- _TASK PROMPT_:
Pull each line holding the word "Typical" from the data.

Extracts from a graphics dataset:
** Start **
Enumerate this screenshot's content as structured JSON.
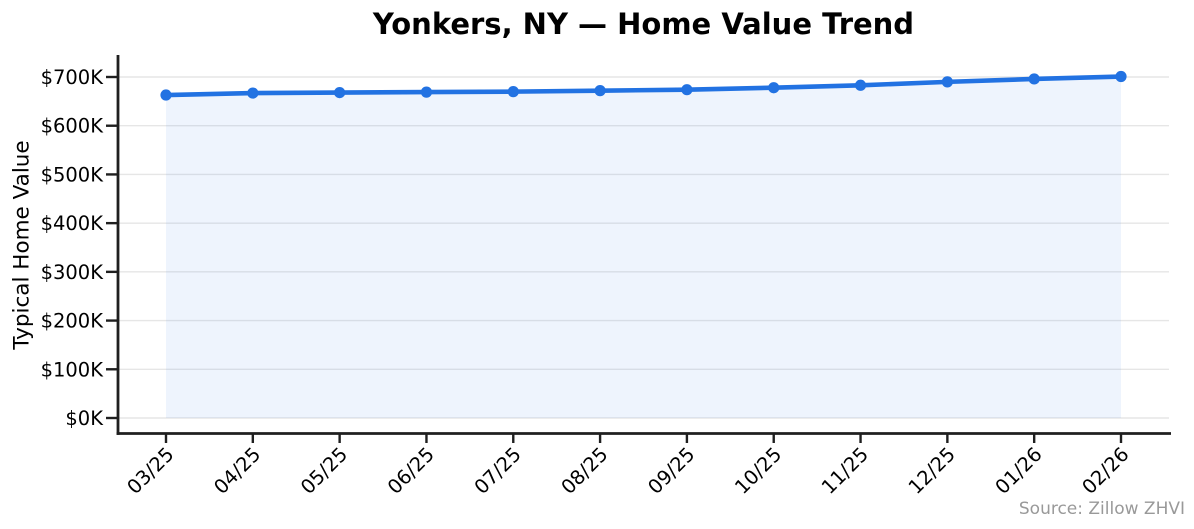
{
  "title": "Yonkers, NY — Home Value Trend",
  "source_note": "Source: Zillow ZHVI",
  "colors": {
    "line": "#2272e2",
    "fill": "rgba(34,114,226,0.08)",
    "grid": "#e6e6e6",
    "axis": "#1f1f1f",
    "tick_text": "#000000",
    "source_text": "#999999",
    "background": "#ffffff"
  },
  "chart_data": {
    "type": "area",
    "title": "Yonkers, NY — Home Value Trend",
    "xlabel": "",
    "ylabel": "Typical Home Value",
    "x": [
      "03/25",
      "04/25",
      "05/25",
      "06/25",
      "07/25",
      "08/25",
      "09/25",
      "10/25",
      "11/25",
      "12/25",
      "01/26",
      "02/26"
    ],
    "series": [
      {
        "name": "Typical Home Value",
        "values": [
          663000,
          667000,
          668000,
          669000,
          670000,
          672000,
          674000,
          678000,
          683000,
          690000,
          696000,
          701000
        ]
      }
    ],
    "ylim": [
      0,
      747000
    ],
    "yticks": [
      0,
      100000,
      200000,
      300000,
      400000,
      500000,
      600000,
      700000
    ],
    "ytick_labels": [
      "$0K",
      "$100K",
      "$200K",
      "$300K",
      "$400K",
      "$500K",
      "$600K",
      "$700K"
    ],
    "grid": true,
    "legend": "none",
    "marker": "circle",
    "annotations": [
      "Source: Zillow ZHVI"
    ]
  }
}
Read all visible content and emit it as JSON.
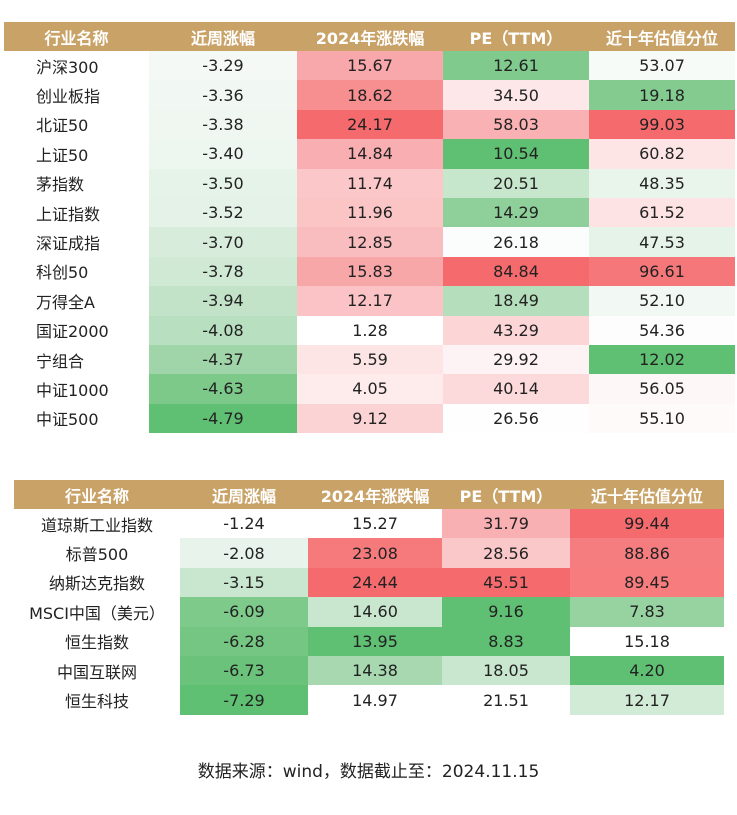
{
  "table1": {
    "headers": [
      "行业名称",
      "近周涨幅",
      "2024年涨跌幅",
      "PE（TTM）",
      "近十年估值分位"
    ],
    "col_widths": [
      145,
      148,
      146,
      146,
      146
    ],
    "rows": [
      {
        "cells": [
          "沪深300",
          "-3.29",
          "15.67",
          "12.61",
          "53.07"
        ],
        "colors": [
          "#ffffff",
          "#f5f9f6",
          "#f8a8aa",
          "#7fca8c",
          "#f7fbf8"
        ]
      },
      {
        "cells": [
          "创业板指",
          "-3.36",
          "18.62",
          "34.50",
          "19.18"
        ],
        "colors": [
          "#ffffff",
          "#f1f7f2",
          "#f78f91",
          "#fde7e8",
          "#83cb8f"
        ]
      },
      {
        "cells": [
          "北证50",
          "-3.38",
          "24.17",
          "58.03",
          "99.03"
        ],
        "colors": [
          "#ffffff",
          "#f0f7f1",
          "#f56a6c",
          "#f9b1b3",
          "#f56a6c"
        ]
      },
      {
        "cells": [
          "上证50",
          "-3.40",
          "14.84",
          "10.54",
          "60.82"
        ],
        "colors": [
          "#ffffff",
          "#eef6f0",
          "#f9afb1",
          "#5fbf72",
          "#fde5e6"
        ]
      },
      {
        "cells": [
          "茅指数",
          "-3.50",
          "11.74",
          "20.51",
          "48.35"
        ],
        "colors": [
          "#ffffff",
          "#e6f3e9",
          "#fbc7c8",
          "#c7e7cc",
          "#e9f5eb"
        ]
      },
      {
        "cells": [
          "上证指数",
          "-3.52",
          "11.96",
          "14.29",
          "61.52"
        ],
        "colors": [
          "#ffffff",
          "#e5f2e8",
          "#fbc5c6",
          "#8fd09a",
          "#fde3e4"
        ]
      },
      {
        "cells": [
          "深证成指",
          "-3.70",
          "12.85",
          "26.18",
          "47.53"
        ],
        "colors": [
          "#ffffff",
          "#d7ecdb",
          "#fabdbf",
          "#fbfdfc",
          "#e5f3e8"
        ]
      },
      {
        "cells": [
          "科创50",
          "-3.78",
          "15.83",
          "84.84",
          "96.61"
        ],
        "colors": [
          "#ffffff",
          "#d0e9d5",
          "#f8a7a9",
          "#f56a6c",
          "#f6777a"
        ]
      },
      {
        "cells": [
          "万得全A",
          "-3.94",
          "12.17",
          "18.49",
          "52.10"
        ],
        "colors": [
          "#ffffff",
          "#c3e3c9",
          "#fbc3c5",
          "#b5dfbc",
          "#f2f8f3"
        ]
      },
      {
        "cells": [
          "国证2000",
          "-4.08",
          "1.28",
          "43.29",
          "54.36"
        ],
        "colors": [
          "#ffffff",
          "#b8dfbf",
          "#ffffff",
          "#fcd6d7",
          "#fcfdfc"
        ]
      },
      {
        "cells": [
          "宁组合",
          "-4.37",
          "5.59",
          "29.92",
          "12.02"
        ],
        "colors": [
          "#ffffff",
          "#a0d5a9",
          "#fde5e6",
          "#fef3f4",
          "#5fbf72"
        ]
      },
      {
        "cells": [
          "中证1000",
          "-4.63",
          "4.05",
          "40.14",
          "56.05"
        ],
        "colors": [
          "#ffffff",
          "#7cc989",
          "#feebec",
          "#fcdadb",
          "#fef7f7"
        ]
      },
      {
        "cells": [
          "中证500",
          "-4.79",
          "9.12",
          "26.56",
          "55.10"
        ],
        "colors": [
          "#ffffff",
          "#5fbf72",
          "#fcd3d4",
          "#fdfefd",
          "#fffafa"
        ]
      }
    ]
  },
  "table2": {
    "headers": [
      "行业名称",
      "近周涨幅",
      "2024年涨跌幅",
      "PE（TTM）",
      "近十年估值分位"
    ],
    "col_widths": [
      166,
      128,
      134,
      128,
      154
    ],
    "rows": [
      {
        "cells": [
          "道琼斯工业指数",
          "-1.24",
          "15.27",
          "31.79",
          "99.44"
        ],
        "colors": [
          "#ffffff",
          "#ffffff",
          "#ffffff",
          "#f9b0b2",
          "#f56a6c"
        ]
      },
      {
        "cells": [
          "标普500",
          "-2.08",
          "23.08",
          "28.56",
          "88.86"
        ],
        "colors": [
          "#ffffff",
          "#e8f4eb",
          "#f67a7c",
          "#fbc8c9",
          "#f67d7f"
        ]
      },
      {
        "cells": [
          "纳斯达克指数",
          "-3.15",
          "24.44",
          "45.51",
          "89.45"
        ],
        "colors": [
          "#ffffff",
          "#c9e6cf",
          "#f56a6c",
          "#f56a6c",
          "#f67c7e"
        ]
      },
      {
        "cells": [
          "MSCI中国（美元）",
          "-6.09",
          "14.60",
          "9.16",
          "7.83"
        ],
        "colors": [
          "#ffffff",
          "#7dca8a",
          "#c9e7cf",
          "#5fbf72",
          "#97d3a1"
        ]
      },
      {
        "cells": [
          "恒生指数",
          "-6.28",
          "13.95",
          "8.83",
          "15.18"
        ],
        "colors": [
          "#ffffff",
          "#75c683",
          "#5fbf72",
          "#5fbf72",
          "#ffffff"
        ]
      },
      {
        "cells": [
          "中国互联网",
          "-6.73",
          "14.38",
          "18.05",
          "4.20"
        ],
        "colors": [
          "#ffffff",
          "#6ac27b",
          "#a7d8b0",
          "#c9e6cf",
          "#5fbf72"
        ]
      },
      {
        "cells": [
          "恒生科技",
          "-7.29",
          "14.97",
          "21.51",
          "12.17"
        ],
        "colors": [
          "#ffffff",
          "#5fbf72",
          "#ffffff",
          "#ffffff",
          "#d2ebd7"
        ]
      }
    ]
  },
  "source_note": "数据来源：wind，数据截止至：2024.11.15"
}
** End **
- _TASK RESULT_:
    "ylabel": "Typical Home Value",
        "name": "Typical Home Value",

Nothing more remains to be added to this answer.